> _DATA LINES_:
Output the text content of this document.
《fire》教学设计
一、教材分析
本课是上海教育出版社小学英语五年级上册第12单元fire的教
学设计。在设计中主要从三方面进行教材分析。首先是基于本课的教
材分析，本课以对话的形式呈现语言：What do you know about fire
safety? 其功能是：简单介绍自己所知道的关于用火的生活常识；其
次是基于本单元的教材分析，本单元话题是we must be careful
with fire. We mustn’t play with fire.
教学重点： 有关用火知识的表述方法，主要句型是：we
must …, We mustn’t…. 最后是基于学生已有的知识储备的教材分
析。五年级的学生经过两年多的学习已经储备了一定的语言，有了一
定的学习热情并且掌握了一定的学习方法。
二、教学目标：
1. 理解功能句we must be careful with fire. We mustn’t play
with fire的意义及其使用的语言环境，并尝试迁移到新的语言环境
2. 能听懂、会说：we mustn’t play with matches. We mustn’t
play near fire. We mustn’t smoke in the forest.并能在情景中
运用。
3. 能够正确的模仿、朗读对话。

> _GIVEN PROBLEM_:
For the data above, state only how many lines include the word "careful".

> _EXERCISE SOLUTION_:
2